» **To do**: Pictures excluded, retype the lines from the one containing "Output a JSON" through the last line of the data below, both included.

» **Excerpted data**:
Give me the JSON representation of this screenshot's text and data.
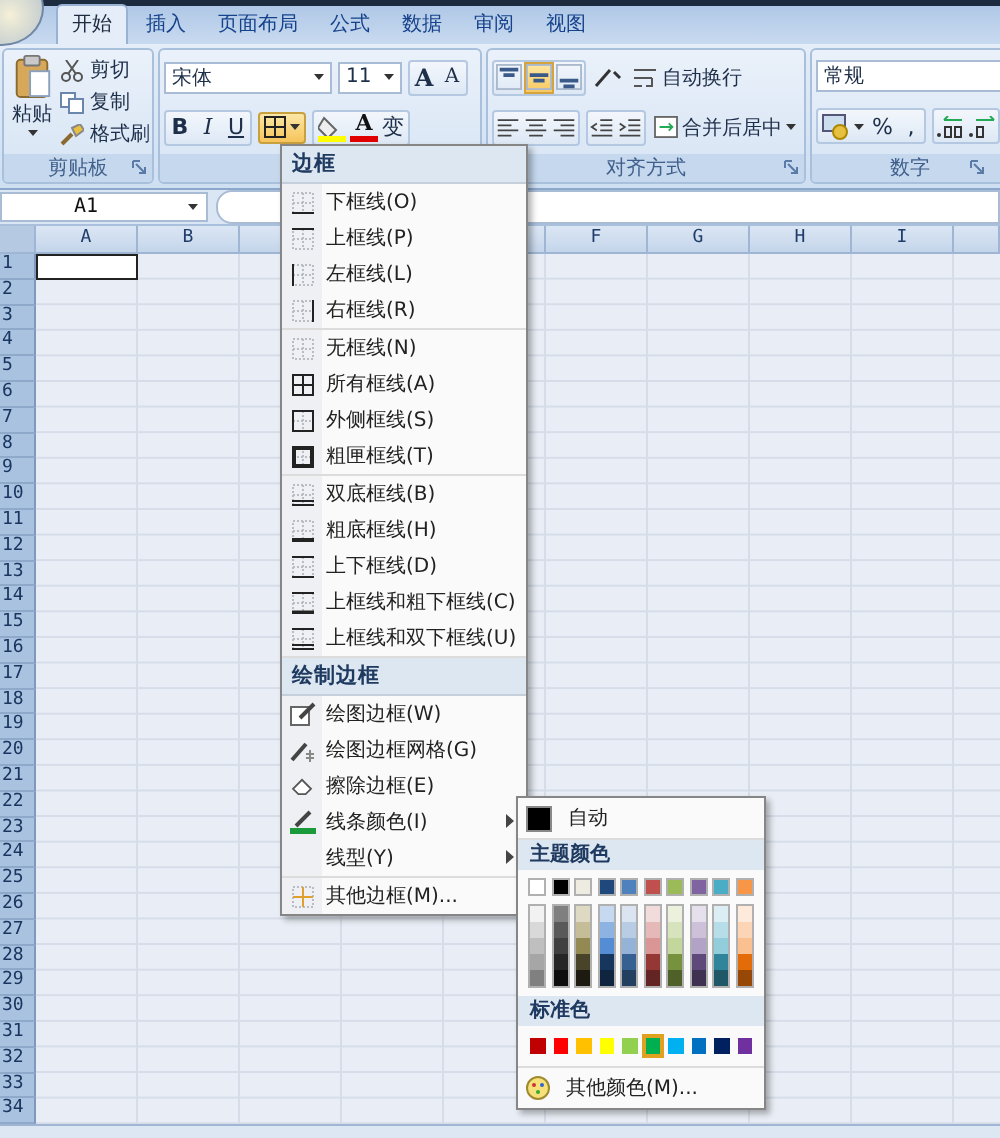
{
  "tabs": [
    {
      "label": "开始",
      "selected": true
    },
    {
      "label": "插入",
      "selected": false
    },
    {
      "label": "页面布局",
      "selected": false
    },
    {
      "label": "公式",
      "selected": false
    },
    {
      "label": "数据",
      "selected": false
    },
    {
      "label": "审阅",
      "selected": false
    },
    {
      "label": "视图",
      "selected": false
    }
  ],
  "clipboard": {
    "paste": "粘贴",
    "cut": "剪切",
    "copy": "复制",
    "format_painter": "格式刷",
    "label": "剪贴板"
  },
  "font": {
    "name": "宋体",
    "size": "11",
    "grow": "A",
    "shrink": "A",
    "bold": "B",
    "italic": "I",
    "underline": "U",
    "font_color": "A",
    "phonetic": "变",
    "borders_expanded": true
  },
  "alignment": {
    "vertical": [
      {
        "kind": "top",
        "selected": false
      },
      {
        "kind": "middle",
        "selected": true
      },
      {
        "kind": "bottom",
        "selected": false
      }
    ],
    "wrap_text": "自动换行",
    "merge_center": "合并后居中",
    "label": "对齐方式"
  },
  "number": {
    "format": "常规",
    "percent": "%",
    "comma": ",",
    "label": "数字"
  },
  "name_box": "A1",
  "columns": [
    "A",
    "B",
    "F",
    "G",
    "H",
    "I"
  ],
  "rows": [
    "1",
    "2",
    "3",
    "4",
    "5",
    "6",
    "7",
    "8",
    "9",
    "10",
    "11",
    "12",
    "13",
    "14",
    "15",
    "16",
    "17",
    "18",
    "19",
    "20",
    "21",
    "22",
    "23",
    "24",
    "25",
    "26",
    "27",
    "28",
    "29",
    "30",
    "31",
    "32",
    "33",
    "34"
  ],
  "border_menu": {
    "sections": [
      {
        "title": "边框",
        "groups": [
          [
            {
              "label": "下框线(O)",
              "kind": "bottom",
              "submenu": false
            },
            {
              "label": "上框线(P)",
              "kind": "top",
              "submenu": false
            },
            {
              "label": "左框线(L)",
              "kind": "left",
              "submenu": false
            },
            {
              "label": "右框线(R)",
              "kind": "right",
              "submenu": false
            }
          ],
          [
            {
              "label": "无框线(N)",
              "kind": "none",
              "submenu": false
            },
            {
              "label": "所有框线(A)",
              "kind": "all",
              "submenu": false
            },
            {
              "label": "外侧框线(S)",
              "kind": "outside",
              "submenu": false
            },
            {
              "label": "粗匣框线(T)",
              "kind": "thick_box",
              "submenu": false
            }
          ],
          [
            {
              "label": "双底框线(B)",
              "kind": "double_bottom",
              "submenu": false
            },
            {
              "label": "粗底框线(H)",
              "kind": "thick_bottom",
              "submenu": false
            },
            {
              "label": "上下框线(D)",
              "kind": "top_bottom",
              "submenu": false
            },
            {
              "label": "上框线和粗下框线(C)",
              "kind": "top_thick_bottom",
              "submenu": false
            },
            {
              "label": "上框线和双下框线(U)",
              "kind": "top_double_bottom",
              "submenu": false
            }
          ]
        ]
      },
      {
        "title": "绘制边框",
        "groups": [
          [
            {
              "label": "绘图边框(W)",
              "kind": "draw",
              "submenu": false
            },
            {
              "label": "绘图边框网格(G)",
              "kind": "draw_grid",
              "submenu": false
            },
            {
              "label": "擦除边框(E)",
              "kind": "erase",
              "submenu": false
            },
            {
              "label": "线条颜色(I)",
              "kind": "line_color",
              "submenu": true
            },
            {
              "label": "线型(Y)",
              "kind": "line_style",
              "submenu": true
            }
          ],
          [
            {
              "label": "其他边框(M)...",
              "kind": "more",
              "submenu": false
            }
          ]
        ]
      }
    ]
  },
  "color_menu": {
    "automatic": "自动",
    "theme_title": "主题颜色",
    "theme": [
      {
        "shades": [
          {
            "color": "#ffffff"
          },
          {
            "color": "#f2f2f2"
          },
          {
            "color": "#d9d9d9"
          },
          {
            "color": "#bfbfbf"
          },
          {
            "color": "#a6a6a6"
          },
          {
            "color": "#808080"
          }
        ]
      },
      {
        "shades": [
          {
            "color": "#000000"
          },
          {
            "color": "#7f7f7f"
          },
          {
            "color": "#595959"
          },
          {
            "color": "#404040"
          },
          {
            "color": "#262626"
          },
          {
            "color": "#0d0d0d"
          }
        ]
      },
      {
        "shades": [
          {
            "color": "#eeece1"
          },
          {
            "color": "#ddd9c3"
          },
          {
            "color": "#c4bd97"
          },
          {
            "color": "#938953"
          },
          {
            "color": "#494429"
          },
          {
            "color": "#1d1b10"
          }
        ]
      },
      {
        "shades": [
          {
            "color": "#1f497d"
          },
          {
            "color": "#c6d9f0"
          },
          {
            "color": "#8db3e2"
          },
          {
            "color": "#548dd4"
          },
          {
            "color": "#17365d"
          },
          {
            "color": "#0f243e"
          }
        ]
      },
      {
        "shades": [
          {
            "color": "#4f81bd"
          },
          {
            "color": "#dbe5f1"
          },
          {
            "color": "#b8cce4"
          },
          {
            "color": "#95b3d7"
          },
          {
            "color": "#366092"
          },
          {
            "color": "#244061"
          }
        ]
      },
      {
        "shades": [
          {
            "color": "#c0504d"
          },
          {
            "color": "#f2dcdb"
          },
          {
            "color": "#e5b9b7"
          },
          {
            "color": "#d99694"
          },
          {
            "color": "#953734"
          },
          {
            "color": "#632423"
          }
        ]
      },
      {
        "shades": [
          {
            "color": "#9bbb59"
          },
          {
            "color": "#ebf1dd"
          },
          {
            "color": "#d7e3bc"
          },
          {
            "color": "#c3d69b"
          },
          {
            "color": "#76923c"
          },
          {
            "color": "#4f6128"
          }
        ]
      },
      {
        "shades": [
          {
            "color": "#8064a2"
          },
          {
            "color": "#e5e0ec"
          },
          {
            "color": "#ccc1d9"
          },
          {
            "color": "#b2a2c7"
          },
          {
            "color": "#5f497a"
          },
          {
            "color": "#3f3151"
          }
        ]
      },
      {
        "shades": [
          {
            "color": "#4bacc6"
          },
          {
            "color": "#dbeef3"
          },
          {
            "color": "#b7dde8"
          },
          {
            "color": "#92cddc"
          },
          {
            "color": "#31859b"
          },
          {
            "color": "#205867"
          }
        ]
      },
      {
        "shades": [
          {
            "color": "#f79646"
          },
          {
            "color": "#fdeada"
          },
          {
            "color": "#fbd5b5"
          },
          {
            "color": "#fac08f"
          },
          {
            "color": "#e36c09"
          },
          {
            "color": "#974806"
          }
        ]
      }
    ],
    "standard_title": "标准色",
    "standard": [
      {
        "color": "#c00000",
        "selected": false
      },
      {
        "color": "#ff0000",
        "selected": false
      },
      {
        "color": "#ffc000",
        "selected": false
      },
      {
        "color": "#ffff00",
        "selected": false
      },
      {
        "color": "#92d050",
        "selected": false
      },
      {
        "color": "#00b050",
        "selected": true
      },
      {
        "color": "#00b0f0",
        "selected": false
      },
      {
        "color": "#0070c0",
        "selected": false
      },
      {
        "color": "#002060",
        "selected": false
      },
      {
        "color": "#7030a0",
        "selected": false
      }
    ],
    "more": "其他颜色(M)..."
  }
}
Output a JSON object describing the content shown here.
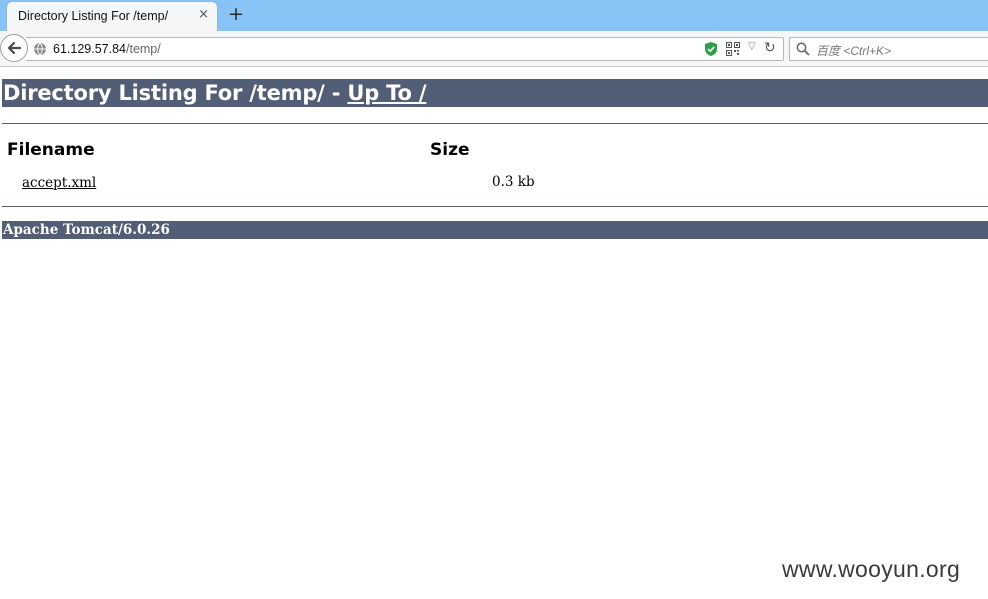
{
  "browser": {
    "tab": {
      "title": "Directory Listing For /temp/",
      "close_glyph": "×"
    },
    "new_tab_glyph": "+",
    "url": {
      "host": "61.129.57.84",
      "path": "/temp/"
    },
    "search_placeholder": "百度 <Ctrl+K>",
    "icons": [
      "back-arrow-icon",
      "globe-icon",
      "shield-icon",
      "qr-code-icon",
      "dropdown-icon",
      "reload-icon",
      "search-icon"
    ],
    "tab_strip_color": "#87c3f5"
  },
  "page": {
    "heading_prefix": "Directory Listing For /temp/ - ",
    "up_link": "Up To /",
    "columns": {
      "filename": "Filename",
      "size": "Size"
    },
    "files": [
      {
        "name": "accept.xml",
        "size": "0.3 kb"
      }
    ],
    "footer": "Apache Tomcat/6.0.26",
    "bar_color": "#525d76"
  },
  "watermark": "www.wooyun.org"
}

» **Response**:
Output a JSON object describing the content shown here.
{
  "browser": {
    "tab": {
      "title": "Directory Listing For /temp/",
      "close_glyph": "×"
    },
    "new_tab_glyph": "+",
    "url": {
      "host": "61.129.57.84",
      "path": "/temp/"
    },
    "search_placeholder": "百度 <Ctrl+K>",
    "icons": [
      "back-arrow-icon",
      "globe-icon",
      "shield-icon",
      "qr-code-icon",
      "dropdown-icon",
      "reload-icon",
      "search-icon"
    ],
    "tab_strip_color": "#87c3f5"
  },
  "page": {
    "heading_prefix": "Directory Listing For /temp/ - ",
    "up_link": "Up To /",
    "columns": {
      "filename": "Filename",
      "size": "Size"
    },
    "files": [
      {
        "name": "accept.xml",
        "size": "0.3 kb"
      }
    ],
    "footer": "Apache Tomcat/6.0.26",
    "bar_color": "#525d76"
  },
  "watermark": "www.wooyun.org"
}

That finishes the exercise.